### Instructions to follow
Take each line containing "mars" and report it exactly as written.

### Dataset extract
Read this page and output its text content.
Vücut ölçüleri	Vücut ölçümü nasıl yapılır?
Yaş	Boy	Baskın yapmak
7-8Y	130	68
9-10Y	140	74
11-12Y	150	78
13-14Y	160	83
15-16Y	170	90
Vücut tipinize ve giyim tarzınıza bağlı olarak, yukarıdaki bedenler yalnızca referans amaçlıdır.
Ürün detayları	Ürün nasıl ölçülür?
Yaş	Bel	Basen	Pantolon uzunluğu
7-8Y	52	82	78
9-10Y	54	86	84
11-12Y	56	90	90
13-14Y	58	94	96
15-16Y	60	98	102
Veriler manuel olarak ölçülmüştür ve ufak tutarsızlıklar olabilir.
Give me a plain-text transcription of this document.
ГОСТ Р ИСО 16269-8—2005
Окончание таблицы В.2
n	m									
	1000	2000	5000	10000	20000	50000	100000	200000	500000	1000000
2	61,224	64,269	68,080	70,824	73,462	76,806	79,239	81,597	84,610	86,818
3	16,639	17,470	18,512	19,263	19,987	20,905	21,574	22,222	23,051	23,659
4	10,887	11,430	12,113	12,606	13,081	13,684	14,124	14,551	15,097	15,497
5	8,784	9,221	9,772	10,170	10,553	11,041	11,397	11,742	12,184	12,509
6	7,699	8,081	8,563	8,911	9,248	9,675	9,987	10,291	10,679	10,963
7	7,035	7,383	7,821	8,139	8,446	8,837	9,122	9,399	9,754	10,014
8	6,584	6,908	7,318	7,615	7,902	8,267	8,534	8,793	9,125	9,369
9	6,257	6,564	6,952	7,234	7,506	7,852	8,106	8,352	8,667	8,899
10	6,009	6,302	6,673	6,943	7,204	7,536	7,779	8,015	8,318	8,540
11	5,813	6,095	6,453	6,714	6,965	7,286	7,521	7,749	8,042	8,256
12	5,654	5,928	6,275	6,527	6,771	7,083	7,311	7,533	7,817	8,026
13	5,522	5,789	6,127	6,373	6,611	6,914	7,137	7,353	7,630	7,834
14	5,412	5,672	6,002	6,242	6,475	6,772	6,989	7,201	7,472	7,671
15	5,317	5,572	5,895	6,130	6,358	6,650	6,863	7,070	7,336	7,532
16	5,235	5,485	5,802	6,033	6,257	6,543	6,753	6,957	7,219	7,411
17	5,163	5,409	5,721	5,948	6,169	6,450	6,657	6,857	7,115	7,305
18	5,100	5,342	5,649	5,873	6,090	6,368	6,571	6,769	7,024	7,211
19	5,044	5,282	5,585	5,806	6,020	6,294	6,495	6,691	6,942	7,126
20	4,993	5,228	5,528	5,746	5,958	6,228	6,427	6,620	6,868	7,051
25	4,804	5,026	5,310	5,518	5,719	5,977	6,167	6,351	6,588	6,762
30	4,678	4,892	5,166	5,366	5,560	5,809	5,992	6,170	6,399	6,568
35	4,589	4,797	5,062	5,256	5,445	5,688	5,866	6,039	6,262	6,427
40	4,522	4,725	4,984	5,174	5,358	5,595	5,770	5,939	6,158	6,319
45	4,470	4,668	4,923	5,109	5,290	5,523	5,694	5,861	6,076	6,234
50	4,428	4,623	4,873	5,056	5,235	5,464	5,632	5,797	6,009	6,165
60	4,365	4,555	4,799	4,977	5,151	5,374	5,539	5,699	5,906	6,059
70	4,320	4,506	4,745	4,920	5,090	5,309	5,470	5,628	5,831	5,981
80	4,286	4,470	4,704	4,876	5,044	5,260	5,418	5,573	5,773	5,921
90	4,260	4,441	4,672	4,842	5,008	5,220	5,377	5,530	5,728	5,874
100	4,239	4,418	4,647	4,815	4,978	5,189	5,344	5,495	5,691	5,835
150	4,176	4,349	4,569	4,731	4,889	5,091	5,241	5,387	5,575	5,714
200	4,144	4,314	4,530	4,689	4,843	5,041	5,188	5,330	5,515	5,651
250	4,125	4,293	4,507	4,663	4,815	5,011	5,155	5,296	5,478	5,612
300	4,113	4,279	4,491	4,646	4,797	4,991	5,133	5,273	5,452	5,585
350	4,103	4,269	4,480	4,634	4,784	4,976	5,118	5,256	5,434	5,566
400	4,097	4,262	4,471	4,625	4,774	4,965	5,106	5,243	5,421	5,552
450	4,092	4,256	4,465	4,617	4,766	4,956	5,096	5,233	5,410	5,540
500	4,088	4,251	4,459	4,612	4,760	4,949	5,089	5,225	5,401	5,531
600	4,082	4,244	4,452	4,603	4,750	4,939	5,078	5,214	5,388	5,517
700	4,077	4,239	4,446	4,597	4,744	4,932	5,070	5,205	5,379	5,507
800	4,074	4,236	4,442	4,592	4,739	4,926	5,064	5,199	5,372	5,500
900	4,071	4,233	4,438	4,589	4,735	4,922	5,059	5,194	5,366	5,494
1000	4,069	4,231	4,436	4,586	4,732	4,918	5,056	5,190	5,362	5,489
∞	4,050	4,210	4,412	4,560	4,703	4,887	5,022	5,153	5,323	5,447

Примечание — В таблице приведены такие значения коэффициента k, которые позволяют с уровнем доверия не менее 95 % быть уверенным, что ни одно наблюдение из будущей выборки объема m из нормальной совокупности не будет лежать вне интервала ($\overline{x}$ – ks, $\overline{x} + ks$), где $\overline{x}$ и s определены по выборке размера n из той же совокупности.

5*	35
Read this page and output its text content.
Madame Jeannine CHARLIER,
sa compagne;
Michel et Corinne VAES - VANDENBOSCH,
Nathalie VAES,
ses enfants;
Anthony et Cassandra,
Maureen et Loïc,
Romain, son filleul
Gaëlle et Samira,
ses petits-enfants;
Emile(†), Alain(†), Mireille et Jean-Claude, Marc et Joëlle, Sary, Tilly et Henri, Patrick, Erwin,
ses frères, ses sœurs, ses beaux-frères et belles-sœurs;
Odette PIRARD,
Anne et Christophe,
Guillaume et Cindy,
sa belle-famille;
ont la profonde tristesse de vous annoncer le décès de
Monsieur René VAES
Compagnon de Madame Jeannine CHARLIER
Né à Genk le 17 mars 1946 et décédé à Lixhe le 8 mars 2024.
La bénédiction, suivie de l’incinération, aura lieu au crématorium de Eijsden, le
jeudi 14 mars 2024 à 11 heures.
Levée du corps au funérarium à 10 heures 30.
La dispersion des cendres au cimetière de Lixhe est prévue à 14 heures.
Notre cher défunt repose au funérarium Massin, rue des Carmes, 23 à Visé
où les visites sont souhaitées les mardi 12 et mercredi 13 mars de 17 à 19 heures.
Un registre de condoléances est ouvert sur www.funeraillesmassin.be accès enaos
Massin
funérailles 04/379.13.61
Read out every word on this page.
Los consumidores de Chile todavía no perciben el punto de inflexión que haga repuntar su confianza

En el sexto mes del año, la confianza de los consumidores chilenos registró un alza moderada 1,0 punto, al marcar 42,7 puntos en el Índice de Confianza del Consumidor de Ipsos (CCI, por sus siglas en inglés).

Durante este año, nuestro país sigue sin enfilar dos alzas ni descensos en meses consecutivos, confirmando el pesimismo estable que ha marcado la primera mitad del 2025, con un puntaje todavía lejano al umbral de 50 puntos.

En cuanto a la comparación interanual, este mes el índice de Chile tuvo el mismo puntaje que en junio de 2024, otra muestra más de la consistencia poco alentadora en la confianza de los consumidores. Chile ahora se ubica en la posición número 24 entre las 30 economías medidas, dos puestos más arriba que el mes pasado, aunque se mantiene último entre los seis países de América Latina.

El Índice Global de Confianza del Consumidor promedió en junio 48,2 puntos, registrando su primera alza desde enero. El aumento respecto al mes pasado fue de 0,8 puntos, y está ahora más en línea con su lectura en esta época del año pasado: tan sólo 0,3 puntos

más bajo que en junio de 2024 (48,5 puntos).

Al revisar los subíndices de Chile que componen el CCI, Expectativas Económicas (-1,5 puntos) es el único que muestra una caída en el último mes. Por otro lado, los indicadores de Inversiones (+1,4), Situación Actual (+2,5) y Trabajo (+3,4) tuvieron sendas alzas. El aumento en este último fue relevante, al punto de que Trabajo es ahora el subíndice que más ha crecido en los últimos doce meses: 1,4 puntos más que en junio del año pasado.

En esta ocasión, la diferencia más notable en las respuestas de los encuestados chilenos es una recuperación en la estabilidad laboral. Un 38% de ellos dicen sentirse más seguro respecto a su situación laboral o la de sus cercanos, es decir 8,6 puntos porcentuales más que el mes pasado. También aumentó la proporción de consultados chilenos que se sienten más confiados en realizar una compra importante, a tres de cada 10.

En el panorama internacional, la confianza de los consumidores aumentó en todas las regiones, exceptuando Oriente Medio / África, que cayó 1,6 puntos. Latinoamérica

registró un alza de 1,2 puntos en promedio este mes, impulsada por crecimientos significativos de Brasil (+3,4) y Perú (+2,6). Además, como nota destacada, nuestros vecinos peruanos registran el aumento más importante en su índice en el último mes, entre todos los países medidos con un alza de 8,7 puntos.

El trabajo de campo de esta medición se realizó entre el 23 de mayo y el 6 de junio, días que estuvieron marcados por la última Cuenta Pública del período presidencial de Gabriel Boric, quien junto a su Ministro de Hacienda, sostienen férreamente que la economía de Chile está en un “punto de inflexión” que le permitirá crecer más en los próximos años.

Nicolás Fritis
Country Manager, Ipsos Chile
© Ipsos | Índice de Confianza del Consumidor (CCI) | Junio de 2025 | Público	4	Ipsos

### Result of this task
Né à Genk le 17 mars 1946 et décédé à Lixhe le 8 mars 2024.
jeudi 14 mars 2024 à 11 heures.
où les visites sont souhaitées les mardi 12 et mercredi 13 mars de 17 à 19 heures.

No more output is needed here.